(Document segment Opens)

This portion of the canal with its 2 small lakes is a little over 2 miles long and the most impressive segment of the canal due to its much higher cliffs of about 40 to 90 feet high and some river like features. We enjoyed the Great Blue Herons (GBH) along this canal, particularly the white GBH that seemed to lead us down the canal.
About a mile after the dam is the very small Elbow Lake, followed by the slightly larger Pillar Lake; they seem more like wider sections of the same canal. After these small lakes you enter the canal again. We finally entered Long Lake, a narrow mile long lake and did some more fast sailing. This lake has a primitive launch and two restrooms with places to camp (no camping allowed on the west shore). We sailed past some beautiful white pelicans on our way out.
In the canal after long lake is a bridge (Sheep Lakes Road bridge) to pass under that was at this time of year about 15’ off the water. This portion of the canal is the widest with sections of about 40’ to 60’ wide and the canal is over a mile long.

(Document segment Closes)
(Data excerpts Opens)

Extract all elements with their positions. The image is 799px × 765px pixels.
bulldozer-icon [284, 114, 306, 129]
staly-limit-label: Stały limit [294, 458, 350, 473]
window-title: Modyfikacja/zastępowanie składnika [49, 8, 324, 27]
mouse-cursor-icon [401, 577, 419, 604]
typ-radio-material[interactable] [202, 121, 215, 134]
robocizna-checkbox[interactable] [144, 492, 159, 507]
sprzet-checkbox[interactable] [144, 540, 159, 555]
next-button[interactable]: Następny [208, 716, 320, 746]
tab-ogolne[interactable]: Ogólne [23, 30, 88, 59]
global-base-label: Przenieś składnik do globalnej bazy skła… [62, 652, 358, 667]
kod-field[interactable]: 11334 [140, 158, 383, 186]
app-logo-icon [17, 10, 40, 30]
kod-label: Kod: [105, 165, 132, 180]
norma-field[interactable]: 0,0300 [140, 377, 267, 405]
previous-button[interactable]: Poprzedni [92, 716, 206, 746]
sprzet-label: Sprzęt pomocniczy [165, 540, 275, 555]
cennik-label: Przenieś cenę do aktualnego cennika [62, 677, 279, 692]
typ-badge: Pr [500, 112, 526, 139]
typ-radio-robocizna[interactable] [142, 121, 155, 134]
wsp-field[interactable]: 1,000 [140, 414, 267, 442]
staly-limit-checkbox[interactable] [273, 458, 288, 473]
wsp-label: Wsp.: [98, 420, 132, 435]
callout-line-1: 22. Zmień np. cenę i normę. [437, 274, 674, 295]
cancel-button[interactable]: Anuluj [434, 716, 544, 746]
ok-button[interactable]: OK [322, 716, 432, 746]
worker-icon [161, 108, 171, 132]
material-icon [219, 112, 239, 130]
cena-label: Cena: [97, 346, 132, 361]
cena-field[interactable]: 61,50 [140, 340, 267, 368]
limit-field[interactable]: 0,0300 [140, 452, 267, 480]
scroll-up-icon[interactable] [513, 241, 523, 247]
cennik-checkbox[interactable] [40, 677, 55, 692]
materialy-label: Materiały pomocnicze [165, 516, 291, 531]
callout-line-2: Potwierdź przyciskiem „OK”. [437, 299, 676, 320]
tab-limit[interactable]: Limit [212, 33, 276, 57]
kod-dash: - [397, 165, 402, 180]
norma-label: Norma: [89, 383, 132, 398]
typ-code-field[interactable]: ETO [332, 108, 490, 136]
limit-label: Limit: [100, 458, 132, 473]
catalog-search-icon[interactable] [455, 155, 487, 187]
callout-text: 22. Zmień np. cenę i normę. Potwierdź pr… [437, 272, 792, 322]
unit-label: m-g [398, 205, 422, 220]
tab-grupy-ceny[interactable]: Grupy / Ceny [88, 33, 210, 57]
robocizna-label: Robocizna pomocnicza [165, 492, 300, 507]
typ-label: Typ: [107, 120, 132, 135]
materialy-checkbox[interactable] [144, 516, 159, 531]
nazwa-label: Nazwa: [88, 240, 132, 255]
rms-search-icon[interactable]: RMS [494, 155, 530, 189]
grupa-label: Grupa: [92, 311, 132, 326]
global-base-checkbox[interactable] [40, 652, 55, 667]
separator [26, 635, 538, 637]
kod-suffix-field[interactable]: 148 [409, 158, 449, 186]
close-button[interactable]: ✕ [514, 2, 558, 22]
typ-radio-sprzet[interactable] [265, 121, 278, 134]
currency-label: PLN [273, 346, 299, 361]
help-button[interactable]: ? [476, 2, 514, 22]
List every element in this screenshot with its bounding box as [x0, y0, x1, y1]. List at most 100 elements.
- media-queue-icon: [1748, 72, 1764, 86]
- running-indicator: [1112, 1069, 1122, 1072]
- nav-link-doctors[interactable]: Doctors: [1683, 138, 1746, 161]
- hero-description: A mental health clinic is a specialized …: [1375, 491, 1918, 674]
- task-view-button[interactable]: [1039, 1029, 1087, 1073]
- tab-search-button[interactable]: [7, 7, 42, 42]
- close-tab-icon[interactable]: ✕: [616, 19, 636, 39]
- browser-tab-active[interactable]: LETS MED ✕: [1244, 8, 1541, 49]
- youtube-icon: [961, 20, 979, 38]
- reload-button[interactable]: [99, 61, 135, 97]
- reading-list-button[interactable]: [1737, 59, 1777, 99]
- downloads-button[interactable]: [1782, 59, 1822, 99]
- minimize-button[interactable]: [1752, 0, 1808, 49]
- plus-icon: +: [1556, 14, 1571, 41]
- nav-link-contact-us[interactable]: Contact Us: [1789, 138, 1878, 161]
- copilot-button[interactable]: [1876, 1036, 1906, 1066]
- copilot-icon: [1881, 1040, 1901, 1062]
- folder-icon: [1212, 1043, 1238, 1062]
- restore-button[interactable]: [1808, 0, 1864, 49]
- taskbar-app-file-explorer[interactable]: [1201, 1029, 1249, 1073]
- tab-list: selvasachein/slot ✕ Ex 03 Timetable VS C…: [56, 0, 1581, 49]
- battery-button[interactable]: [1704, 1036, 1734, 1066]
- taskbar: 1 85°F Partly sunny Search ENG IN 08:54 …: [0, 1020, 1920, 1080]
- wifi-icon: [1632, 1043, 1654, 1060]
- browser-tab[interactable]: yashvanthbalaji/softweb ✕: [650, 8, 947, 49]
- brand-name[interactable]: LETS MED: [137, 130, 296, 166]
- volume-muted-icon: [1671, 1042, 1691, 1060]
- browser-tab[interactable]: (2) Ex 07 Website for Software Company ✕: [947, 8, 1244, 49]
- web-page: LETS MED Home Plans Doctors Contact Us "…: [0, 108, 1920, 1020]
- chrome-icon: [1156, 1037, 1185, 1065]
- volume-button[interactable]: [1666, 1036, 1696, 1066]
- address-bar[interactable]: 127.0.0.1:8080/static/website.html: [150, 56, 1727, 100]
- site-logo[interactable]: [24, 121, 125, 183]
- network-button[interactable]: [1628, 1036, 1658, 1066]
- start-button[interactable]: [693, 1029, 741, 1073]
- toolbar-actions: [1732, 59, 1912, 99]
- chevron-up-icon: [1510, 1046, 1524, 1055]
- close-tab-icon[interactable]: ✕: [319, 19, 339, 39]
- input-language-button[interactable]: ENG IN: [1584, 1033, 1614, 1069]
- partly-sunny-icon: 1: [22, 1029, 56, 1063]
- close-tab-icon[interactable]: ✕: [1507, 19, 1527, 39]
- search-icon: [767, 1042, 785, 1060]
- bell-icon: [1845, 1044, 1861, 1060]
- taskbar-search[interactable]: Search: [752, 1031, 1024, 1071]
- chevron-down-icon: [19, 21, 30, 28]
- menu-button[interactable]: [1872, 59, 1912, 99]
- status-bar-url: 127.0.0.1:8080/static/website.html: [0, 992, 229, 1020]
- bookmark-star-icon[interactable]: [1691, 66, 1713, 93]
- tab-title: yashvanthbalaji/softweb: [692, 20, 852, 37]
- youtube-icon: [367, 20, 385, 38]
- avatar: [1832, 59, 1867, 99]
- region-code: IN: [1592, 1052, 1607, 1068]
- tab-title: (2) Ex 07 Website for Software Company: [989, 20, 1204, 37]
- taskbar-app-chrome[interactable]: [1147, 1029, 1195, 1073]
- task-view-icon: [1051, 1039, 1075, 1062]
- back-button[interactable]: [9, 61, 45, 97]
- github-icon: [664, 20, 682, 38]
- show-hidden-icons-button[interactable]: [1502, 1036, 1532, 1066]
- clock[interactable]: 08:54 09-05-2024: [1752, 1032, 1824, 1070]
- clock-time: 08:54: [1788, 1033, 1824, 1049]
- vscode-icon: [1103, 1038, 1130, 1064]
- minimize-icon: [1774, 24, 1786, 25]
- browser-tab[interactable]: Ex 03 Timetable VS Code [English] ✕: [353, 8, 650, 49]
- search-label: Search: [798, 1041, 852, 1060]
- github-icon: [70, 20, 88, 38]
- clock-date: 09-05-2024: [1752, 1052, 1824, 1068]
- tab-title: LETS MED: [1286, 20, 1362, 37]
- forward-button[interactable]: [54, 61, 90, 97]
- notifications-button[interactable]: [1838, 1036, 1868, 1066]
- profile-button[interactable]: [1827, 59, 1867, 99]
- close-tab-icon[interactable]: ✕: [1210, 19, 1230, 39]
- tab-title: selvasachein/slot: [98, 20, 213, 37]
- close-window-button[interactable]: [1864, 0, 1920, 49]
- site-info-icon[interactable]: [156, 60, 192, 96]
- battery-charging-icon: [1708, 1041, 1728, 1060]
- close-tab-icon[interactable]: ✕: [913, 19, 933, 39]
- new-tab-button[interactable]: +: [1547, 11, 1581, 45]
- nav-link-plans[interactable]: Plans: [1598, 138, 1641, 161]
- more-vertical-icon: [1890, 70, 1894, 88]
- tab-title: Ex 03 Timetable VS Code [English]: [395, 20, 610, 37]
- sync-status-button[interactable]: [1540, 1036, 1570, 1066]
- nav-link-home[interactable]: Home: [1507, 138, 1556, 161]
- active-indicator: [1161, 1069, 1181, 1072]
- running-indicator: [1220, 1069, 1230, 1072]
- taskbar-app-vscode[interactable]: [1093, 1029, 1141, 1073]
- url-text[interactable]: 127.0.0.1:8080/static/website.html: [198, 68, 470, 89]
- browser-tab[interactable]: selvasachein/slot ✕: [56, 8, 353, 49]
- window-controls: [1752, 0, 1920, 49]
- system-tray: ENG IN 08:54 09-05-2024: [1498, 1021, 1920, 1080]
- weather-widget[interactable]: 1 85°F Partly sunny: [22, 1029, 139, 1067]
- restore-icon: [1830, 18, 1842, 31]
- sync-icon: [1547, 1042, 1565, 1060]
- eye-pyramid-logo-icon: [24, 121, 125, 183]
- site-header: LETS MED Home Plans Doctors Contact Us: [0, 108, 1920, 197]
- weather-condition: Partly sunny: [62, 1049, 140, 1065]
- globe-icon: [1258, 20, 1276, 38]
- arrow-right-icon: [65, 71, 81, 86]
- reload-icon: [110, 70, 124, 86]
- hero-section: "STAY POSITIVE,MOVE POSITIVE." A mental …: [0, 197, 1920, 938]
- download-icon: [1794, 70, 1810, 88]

(Data excerpts Closes)

Task to carry out:
Reproduce, word for word, the stretch of the canal passage from "About a mile" through "a mile long.".

Result for this task:
About a mile after the dam is the very small Elbow Lake, followed by the slightly larger Pillar Lake; they seem more like wider sections of the same canal. After these small lakes you enter the canal again. We finally entered Long Lake, a narrow mile long lake and did some more fast sailing. This lake has a primitive launch and two restrooms with places to camp (no camping allowed on the west shore). We sailed past some beautiful white pelicans on our way out.
In the canal after long lake is a bridge (Sheep Lakes Road bridge) to pass under that was at this time of year about 15’ off the water. This portion of the canal is the widest with sections of about 40’ to 60’ wide and the canal is over a mile long.